_Given task_. Transcribe each entry below exactly. Pictures do not go in the copy.
──────
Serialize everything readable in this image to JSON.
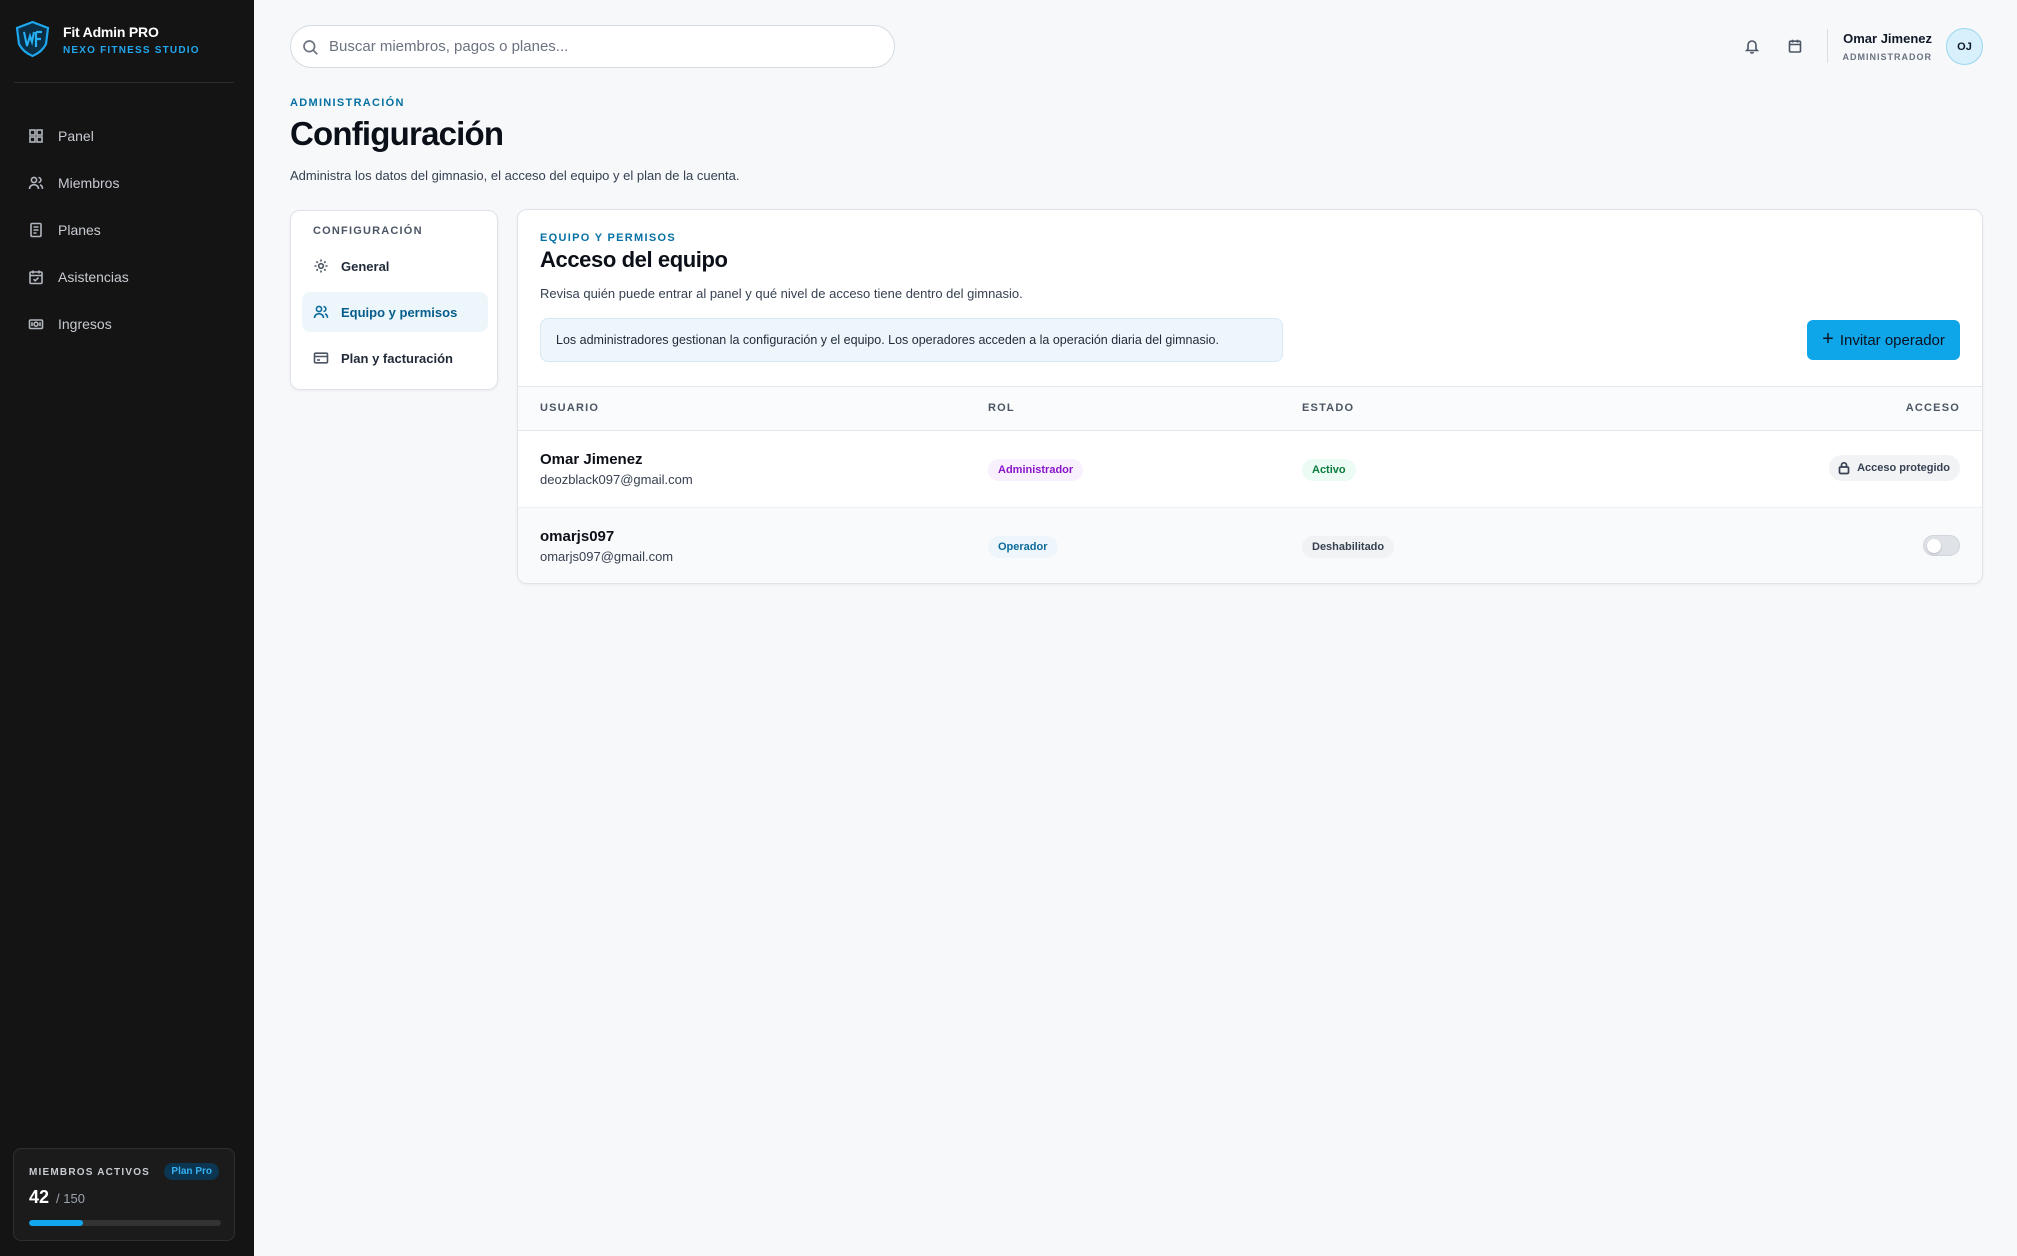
{
  "brand": {
    "title": "Fit Admin PRO",
    "subtitle": "NEXO FITNESS STUDIO"
  },
  "sidebar": {
    "items": [
      {
        "label": "Panel",
        "icon": "grid-icon"
      },
      {
        "label": "Miembros",
        "icon": "users-icon"
      },
      {
        "label": "Planes",
        "icon": "document-icon"
      },
      {
        "label": "Asistencias",
        "icon": "calendar-check-icon"
      },
      {
        "label": "Ingresos",
        "icon": "money-icon"
      }
    ],
    "members_card": {
      "label": "MIEMBROS ACTIVOS",
      "badge": "Plan Pro",
      "value": "42",
      "total": "/ 150",
      "progress_fraction": 0.28
    }
  },
  "topbar": {
    "search_placeholder": "Buscar miembros, pagos o planes...",
    "user": {
      "name": "Omar Jimenez",
      "role": "ADMINISTRADOR",
      "initials": "OJ"
    }
  },
  "header": {
    "eyebrow": "ADMINISTRACIÓN",
    "title": "Configuración",
    "description": "Administra los datos del gimnasio, el acceso del equipo y el plan de la cuenta."
  },
  "settings_nav": {
    "title": "CONFIGURACIÓN",
    "items": [
      {
        "label": "General",
        "icon": "gear-icon"
      },
      {
        "label": "Equipo y permisos",
        "icon": "users-icon",
        "active": true
      },
      {
        "label": "Plan y facturación",
        "icon": "credit-card-icon"
      }
    ]
  },
  "team": {
    "eyebrow": "EQUIPO Y PERMISOS",
    "title": "Acceso del equipo",
    "description": "Revisa quién puede entrar al panel y qué nivel de acceso tiene dentro del gimnasio.",
    "info": "Los administradores gestionan la configuración y el equipo. Los operadores acceden a la operación diaria del gimnasio.",
    "invite_label": "Invitar operador",
    "columns": [
      "USUARIO",
      "ROL",
      "ESTADO",
      "ACCESO"
    ],
    "rows": [
      {
        "name": "Omar Jimenez",
        "email": "deozblack097@gmail.com",
        "role": "Administrador",
        "status": "Activo",
        "access": "Acceso protegido"
      },
      {
        "name": "omarjs097",
        "email": "omarjs097@gmail.com",
        "role": "Operador",
        "status": "Deshabilitado",
        "access_enabled": false
      }
    ]
  },
  "colors": {
    "accent": "#0ea5e9",
    "sidebar_bg": "#141414",
    "eyebrow": "#0671a3"
  }
}
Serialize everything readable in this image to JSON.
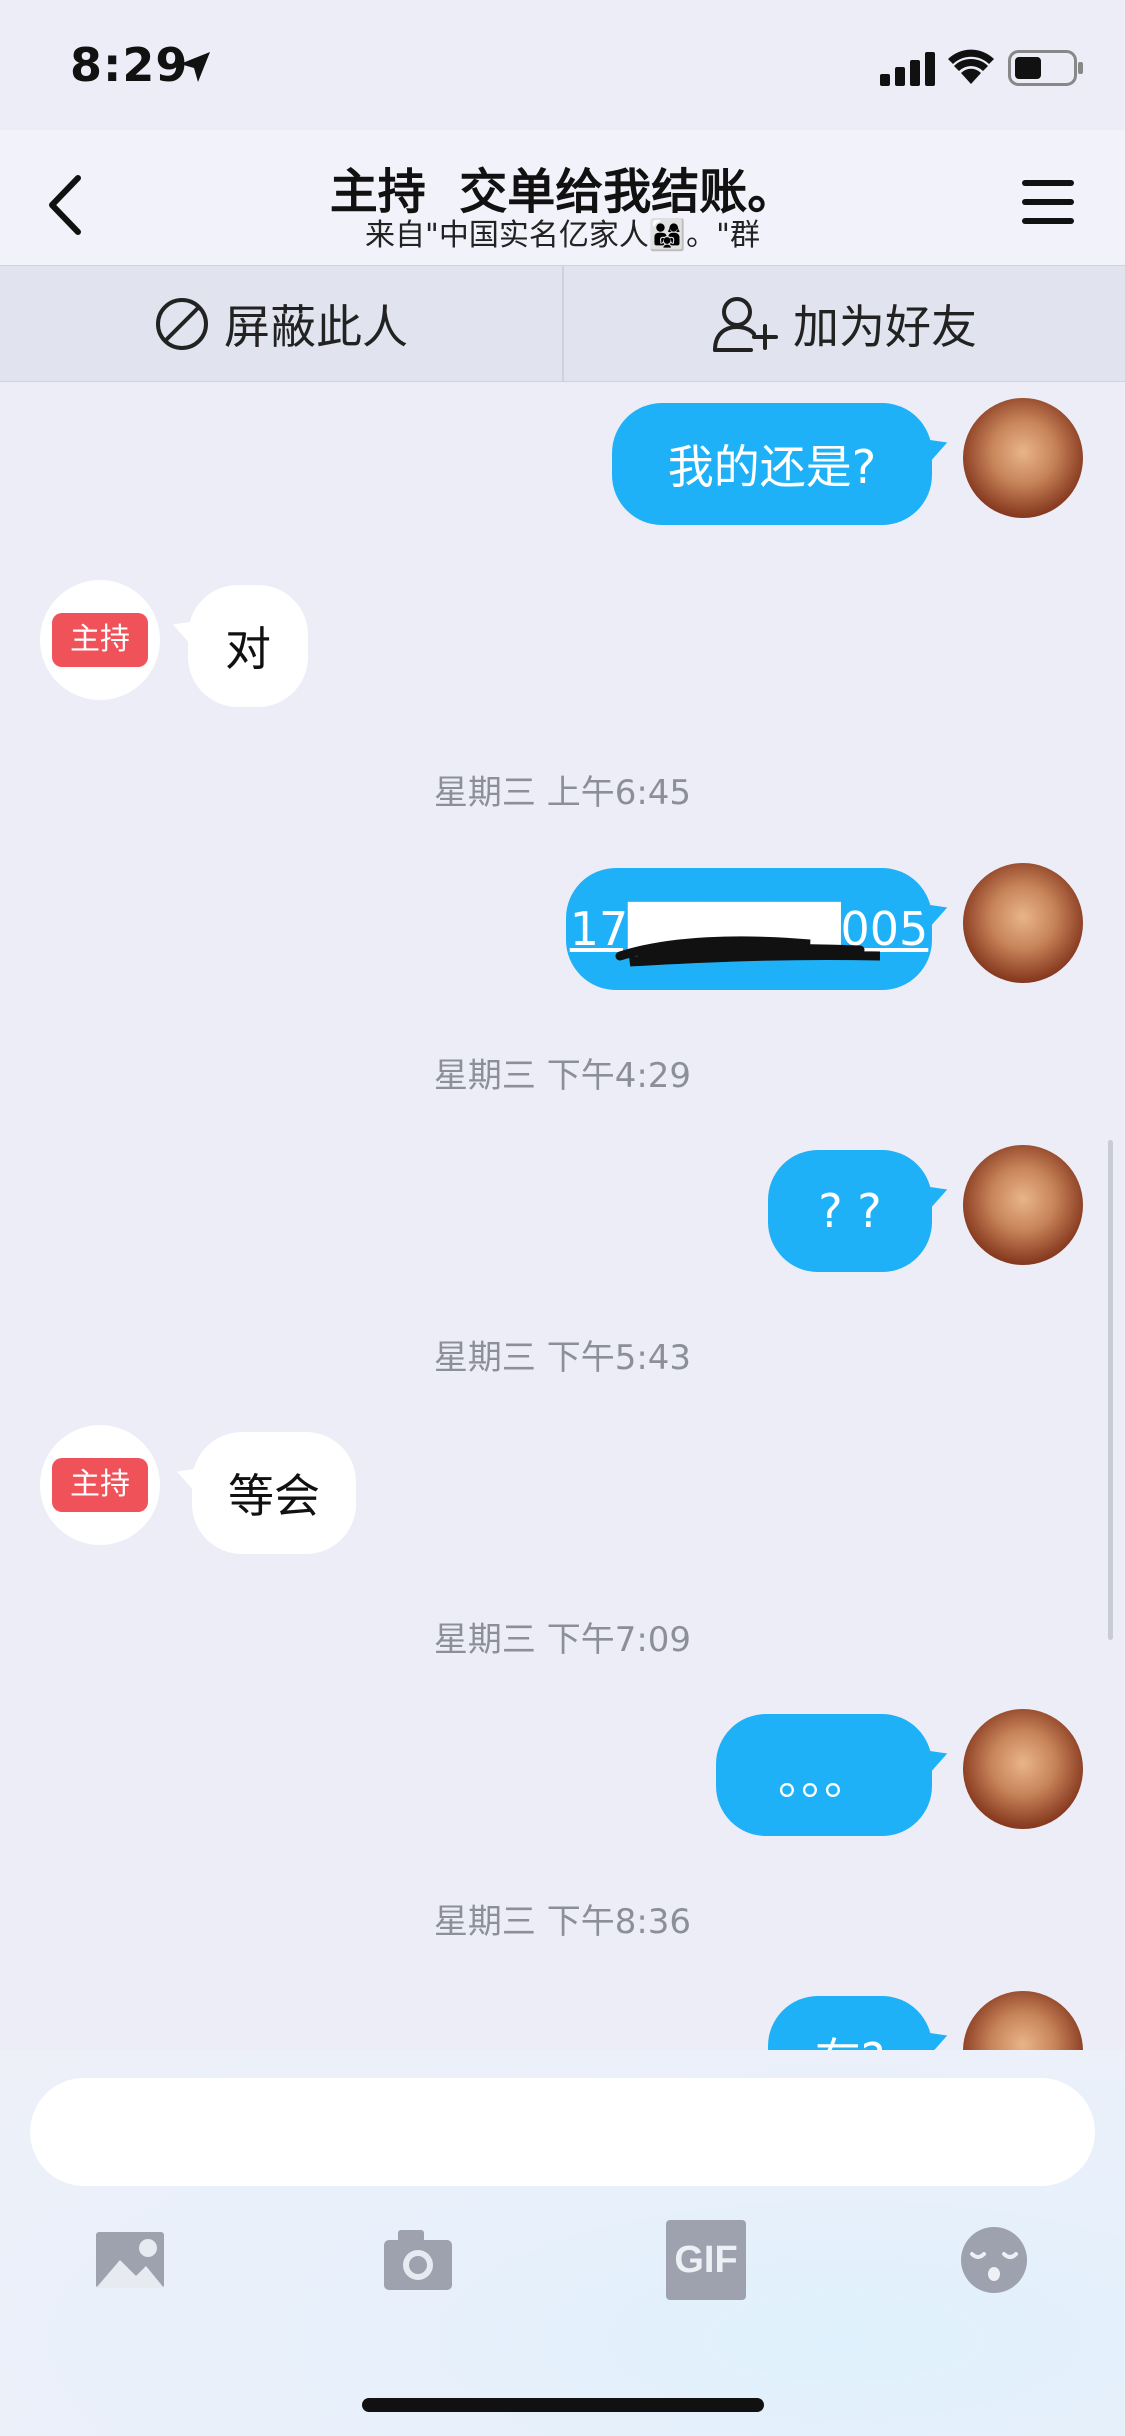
{
  "status": {
    "time": "8:29"
  },
  "nav": {
    "title": "主持  交单给我结账。",
    "subtitle": "来自\"中国实名亿家人👨‍👩‍👧。\"群"
  },
  "actions": {
    "block_label": "屏蔽此人",
    "add_label": "加为好友"
  },
  "host_badge": "主持",
  "messages": {
    "m1": "我的还是?",
    "m2": "对",
    "t1": "星期三 上午6:45",
    "m3": "17██████005",
    "t2": "星期三 下午4:29",
    "m4": "? ?",
    "t3": "星期三 下午5:43",
    "m5": "等会",
    "t4": "星期三 下午7:09",
    "m6": "。。。",
    "t5": "星期三 下午8:36",
    "m7": "在?"
  },
  "colors": {
    "outgoing_bubble": "#1fb1f7",
    "host_badge": "#f0525a"
  },
  "toolbar": {
    "icons": [
      "image-icon",
      "camera-icon",
      "gif-icon",
      "emoji-icon"
    ],
    "gif_label": "GIF"
  }
}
──────
_Correct output_.
Serialize everything readable in this image to JSON.
{
  "brand": {
    "title": "Fit Admin PRO",
    "subtitle": "NEXO FITNESS STUDIO"
  },
  "sidebar": {
    "items": [
      {
        "label": "Panel",
        "icon": "grid-icon"
      },
      {
        "label": "Miembros",
        "icon": "users-icon"
      },
      {
        "label": "Planes",
        "icon": "document-icon"
      },
      {
        "label": "Asistencias",
        "icon": "calendar-check-icon"
      },
      {
        "label": "Ingresos",
        "icon": "money-icon"
      }
    ],
    "members_card": {
      "label": "MIEMBROS ACTIVOS",
      "badge": "Plan Pro",
      "value": "42",
      "total": "/ 150",
      "progress_fraction": 0.28
    }
  },
  "topbar": {
    "search_placeholder": "Buscar miembros, pagos o planes...",
    "user": {
      "name": "Omar Jimenez",
      "role": "ADMINISTRADOR",
      "initials": "OJ"
    }
  },
  "header": {
    "eyebrow": "ADMINISTRACIÓN",
    "title": "Configuración",
    "description": "Administra los datos del gimnasio, el acceso del equipo y el plan de la cuenta."
  },
  "settings_nav": {
    "title": "CONFIGURACIÓN",
    "items": [
      {
        "label": "General",
        "icon": "gear-icon"
      },
      {
        "label": "Equipo y permisos",
        "icon": "users-icon",
        "active": true
      },
      {
        "label": "Plan y facturación",
        "icon": "credit-card-icon"
      }
    ]
  },
  "team": {
    "eyebrow": "EQUIPO Y PERMISOS",
    "title": "Acceso del equipo",
    "description": "Revisa quién puede entrar al panel y qué nivel de acceso tiene dentro del gimnasio.",
    "info": "Los administradores gestionan la configuración y el equipo. Los operadores acceden a la operación diaria del gimnasio.",
    "invite_label": "Invitar operador",
    "columns": [
      "USUARIO",
      "ROL",
      "ESTADO",
      "ACCESO"
    ],
    "rows": [
      {
        "name": "Omar Jimenez",
        "email": "deozblack097@gmail.com",
        "role": "Administrador",
        "status": "Activo",
        "access": "Acceso protegido"
      },
      {
        "name": "omarjs097",
        "email": "omarjs097@gmail.com",
        "role": "Operador",
        "status": "Deshabilitado",
        "access_enabled": false
      }
    ]
  },
  "colors": {
    "accent": "#0ea5e9",
    "sidebar_bg": "#141414",
    "eyebrow": "#0671a3"
  }
}
Serialize everything readable in this image to JSON.
{
  "status": {
    "time": "8:29"
  },
  "nav": {
    "title": "主持  交单给我结账。",
    "subtitle": "来自\"中国实名亿家人👨‍👩‍👧。\"群"
  },
  "actions": {
    "block_label": "屏蔽此人",
    "add_label": "加为好友"
  },
  "host_badge": "主持",
  "messages": {
    "m1": "我的还是?",
    "m2": "对",
    "t1": "星期三 上午6:45",
    "m3": "17██████005",
    "t2": "星期三 下午4:29",
    "m4": "? ?",
    "t3": "星期三 下午5:43",
    "m5": "等会",
    "t4": "星期三 下午7:09",
    "m6": "。。。",
    "t5": "星期三 下午8:36",
    "m7": "在?"
  },
  "colors": {
    "outgoing_bubble": "#1fb1f7",
    "host_badge": "#f0525a"
  },
  "toolbar": {
    "icons": [
      "image-icon",
      "camera-icon",
      "gif-icon",
      "emoji-icon"
    ],
    "gif_label": "GIF"
  }
}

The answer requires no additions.